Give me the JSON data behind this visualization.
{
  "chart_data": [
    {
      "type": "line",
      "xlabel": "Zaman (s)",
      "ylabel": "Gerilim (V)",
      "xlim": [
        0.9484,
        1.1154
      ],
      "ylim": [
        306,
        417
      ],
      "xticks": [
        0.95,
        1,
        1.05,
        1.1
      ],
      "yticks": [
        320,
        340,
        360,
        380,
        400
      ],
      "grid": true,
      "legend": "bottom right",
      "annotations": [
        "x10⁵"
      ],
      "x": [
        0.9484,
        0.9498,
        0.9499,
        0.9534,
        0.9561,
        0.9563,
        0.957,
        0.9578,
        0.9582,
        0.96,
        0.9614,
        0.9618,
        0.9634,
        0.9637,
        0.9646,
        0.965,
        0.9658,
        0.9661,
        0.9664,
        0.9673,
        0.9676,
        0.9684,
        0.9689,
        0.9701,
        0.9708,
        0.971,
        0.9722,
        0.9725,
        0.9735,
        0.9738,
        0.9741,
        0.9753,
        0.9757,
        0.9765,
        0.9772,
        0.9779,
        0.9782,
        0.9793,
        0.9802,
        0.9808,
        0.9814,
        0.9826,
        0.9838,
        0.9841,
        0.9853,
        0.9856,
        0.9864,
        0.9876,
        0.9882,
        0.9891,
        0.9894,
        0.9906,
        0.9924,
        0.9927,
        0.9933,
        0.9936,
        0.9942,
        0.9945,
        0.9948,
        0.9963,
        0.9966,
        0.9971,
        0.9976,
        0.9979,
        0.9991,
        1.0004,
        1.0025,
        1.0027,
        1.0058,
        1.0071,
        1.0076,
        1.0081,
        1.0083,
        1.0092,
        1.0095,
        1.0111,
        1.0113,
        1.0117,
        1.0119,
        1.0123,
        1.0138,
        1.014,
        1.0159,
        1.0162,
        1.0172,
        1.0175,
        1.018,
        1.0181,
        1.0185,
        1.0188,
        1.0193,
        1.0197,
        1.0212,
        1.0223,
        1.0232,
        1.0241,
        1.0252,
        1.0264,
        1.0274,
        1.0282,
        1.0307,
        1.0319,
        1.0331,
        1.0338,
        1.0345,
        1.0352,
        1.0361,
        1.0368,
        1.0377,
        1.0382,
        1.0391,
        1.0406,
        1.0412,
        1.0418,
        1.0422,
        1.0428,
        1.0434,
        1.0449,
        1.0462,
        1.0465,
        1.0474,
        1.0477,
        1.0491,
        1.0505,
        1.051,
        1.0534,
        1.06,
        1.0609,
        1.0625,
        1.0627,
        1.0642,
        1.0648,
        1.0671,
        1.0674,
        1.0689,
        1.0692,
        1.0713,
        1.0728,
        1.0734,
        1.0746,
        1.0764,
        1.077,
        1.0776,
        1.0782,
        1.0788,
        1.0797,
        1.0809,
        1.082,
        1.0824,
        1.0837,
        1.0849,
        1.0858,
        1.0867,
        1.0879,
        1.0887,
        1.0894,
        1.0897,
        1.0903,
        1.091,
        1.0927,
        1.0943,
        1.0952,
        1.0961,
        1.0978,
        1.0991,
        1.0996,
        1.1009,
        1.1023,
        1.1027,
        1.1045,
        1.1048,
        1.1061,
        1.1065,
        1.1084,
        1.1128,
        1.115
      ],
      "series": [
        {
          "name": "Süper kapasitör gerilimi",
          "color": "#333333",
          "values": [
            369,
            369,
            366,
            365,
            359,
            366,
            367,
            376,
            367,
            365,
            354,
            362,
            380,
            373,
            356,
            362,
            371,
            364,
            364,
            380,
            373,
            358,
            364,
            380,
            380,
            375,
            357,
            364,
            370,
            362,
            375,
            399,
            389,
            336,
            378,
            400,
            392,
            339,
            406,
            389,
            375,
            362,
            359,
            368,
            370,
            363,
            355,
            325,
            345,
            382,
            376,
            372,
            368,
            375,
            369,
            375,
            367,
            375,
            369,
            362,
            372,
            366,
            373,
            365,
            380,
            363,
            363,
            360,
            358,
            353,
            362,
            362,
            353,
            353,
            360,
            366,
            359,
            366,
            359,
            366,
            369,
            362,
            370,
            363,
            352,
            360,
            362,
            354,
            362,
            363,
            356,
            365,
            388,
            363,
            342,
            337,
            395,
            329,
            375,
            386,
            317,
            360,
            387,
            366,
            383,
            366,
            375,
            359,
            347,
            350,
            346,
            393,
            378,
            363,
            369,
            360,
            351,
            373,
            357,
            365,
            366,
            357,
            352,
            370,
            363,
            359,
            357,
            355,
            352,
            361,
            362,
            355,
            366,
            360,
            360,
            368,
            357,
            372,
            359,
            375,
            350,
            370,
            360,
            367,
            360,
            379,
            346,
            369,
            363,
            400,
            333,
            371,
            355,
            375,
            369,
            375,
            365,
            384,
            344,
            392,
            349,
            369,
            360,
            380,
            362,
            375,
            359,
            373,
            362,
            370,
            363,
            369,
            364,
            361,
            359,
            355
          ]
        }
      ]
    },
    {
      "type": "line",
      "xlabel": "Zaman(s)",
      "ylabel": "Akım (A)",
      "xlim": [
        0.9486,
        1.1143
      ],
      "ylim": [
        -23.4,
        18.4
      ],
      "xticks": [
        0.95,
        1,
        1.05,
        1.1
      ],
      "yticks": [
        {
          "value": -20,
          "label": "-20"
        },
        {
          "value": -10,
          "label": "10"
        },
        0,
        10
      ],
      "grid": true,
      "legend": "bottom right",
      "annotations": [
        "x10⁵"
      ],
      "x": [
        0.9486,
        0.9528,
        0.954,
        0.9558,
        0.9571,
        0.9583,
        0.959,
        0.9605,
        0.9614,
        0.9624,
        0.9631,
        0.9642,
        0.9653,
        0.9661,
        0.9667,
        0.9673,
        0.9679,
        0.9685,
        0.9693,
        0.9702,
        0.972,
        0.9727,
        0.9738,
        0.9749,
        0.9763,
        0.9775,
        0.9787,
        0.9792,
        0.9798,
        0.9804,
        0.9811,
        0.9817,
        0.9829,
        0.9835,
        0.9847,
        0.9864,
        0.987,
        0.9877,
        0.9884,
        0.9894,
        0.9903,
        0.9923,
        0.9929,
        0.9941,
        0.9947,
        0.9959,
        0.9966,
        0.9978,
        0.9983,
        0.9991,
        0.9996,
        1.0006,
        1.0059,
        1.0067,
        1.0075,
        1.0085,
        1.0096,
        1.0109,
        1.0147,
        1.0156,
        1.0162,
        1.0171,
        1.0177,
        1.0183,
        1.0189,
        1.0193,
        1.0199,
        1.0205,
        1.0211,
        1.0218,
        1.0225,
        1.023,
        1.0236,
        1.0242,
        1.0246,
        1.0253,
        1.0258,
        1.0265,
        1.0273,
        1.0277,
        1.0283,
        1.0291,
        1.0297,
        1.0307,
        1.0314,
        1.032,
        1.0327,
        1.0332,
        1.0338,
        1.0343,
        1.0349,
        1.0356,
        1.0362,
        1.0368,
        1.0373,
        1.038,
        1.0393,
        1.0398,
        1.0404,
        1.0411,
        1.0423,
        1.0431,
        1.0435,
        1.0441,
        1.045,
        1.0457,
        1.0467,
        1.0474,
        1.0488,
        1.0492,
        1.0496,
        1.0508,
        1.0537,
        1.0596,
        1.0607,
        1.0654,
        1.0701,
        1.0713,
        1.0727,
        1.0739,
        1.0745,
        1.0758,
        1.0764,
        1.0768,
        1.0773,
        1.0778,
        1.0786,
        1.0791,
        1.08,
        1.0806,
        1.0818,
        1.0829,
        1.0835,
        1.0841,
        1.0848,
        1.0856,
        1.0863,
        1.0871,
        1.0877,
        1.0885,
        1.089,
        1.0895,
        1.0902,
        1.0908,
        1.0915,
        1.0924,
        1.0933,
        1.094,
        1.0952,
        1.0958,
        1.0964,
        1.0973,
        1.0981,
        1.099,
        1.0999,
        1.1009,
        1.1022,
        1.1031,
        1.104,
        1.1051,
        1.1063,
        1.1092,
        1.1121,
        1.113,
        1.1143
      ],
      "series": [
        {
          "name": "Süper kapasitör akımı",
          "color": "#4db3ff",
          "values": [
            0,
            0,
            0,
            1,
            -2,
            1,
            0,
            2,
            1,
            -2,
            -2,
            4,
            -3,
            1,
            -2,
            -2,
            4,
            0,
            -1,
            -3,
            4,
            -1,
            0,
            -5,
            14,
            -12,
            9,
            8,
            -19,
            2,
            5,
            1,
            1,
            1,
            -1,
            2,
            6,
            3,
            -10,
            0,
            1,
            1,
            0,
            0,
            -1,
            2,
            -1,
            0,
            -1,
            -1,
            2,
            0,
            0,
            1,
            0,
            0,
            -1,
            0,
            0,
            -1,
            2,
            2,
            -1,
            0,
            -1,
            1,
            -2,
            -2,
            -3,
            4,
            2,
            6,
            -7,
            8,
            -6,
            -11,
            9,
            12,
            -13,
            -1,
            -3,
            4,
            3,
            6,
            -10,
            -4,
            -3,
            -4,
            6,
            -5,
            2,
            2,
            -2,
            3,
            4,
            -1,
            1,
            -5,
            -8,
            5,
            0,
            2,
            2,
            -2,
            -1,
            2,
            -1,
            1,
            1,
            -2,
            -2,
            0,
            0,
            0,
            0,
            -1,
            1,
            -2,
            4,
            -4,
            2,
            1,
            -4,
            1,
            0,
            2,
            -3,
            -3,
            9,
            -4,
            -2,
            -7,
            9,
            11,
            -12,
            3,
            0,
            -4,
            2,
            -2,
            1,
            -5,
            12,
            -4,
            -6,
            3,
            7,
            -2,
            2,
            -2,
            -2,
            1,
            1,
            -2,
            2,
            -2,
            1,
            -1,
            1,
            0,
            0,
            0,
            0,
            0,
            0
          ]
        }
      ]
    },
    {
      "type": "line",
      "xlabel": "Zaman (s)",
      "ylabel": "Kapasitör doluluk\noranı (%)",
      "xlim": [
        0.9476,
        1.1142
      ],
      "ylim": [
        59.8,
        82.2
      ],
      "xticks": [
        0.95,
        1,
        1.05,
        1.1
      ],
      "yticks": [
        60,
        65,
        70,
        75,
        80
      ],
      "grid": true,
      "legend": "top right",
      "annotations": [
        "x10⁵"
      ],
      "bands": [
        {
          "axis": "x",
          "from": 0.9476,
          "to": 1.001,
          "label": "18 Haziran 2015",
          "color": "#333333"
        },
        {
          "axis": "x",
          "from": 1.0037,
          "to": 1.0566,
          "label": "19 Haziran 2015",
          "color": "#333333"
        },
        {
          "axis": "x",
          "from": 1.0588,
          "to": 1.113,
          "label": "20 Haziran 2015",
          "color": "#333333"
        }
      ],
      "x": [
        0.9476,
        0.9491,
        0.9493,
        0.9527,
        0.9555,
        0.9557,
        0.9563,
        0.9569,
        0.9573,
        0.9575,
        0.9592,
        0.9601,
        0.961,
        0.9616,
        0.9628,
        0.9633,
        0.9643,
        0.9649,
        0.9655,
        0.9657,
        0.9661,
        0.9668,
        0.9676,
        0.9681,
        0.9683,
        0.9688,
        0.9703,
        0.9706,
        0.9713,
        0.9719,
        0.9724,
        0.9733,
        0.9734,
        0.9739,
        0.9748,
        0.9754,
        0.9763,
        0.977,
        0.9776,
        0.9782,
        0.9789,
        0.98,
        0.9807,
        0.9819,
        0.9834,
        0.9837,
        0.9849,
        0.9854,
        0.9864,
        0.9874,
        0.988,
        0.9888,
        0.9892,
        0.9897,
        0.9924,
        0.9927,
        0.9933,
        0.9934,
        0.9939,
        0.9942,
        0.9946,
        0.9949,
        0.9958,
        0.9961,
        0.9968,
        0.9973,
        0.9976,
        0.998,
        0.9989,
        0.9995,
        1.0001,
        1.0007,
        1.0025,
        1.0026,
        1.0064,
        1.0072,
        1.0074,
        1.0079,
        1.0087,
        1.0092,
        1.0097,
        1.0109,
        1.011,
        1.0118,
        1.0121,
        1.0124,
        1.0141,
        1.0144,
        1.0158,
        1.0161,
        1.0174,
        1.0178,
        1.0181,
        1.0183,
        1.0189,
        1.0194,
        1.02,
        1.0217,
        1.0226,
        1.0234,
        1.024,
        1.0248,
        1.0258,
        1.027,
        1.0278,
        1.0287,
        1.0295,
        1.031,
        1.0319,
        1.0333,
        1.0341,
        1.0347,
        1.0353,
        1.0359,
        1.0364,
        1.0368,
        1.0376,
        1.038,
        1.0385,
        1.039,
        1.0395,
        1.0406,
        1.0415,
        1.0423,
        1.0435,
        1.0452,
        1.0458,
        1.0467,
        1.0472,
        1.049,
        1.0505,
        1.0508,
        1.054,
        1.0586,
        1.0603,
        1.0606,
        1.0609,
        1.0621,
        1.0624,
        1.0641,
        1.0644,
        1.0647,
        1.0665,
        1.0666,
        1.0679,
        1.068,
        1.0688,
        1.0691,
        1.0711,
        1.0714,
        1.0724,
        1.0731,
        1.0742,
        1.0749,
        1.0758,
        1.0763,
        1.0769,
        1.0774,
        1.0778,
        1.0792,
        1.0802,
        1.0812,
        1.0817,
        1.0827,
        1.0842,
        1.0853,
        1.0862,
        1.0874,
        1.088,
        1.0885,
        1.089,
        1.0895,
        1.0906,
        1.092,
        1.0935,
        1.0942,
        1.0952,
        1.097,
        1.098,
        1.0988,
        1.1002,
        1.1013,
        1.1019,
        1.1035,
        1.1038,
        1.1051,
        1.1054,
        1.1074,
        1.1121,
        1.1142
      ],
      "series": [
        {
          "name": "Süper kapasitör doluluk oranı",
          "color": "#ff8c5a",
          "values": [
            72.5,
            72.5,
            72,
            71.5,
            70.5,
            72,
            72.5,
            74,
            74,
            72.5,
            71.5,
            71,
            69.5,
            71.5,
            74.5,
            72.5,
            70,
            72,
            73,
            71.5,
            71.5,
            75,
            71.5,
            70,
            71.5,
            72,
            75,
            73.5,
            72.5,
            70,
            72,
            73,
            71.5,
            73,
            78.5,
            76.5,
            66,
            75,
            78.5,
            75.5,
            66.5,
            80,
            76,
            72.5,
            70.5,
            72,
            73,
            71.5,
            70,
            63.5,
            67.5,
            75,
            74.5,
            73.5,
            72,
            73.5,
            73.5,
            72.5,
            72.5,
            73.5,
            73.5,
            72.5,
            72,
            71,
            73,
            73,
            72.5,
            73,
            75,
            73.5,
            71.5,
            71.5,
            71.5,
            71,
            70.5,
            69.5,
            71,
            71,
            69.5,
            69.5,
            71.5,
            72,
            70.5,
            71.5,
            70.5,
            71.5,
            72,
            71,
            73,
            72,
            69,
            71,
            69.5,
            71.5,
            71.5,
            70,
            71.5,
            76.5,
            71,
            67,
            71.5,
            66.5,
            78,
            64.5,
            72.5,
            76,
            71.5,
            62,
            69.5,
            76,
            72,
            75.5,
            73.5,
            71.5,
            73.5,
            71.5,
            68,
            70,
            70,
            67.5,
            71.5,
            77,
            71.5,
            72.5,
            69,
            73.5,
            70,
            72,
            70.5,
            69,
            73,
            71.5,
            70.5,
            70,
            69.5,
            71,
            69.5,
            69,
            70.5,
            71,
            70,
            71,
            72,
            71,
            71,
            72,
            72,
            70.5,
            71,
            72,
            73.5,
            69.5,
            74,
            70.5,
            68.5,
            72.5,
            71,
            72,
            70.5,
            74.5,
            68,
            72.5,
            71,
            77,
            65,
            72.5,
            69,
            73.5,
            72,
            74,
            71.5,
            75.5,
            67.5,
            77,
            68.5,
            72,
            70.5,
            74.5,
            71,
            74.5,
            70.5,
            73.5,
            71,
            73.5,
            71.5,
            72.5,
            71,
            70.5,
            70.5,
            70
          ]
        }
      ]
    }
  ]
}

▶ **Stated problem**
Find the lines above that include the string "Haziran" and copy them.

▶ **Written solution**
          "label": "18 Haziran 2015",
          "label": "19 Haziran 2015",
          "label": "20 Haziran 2015",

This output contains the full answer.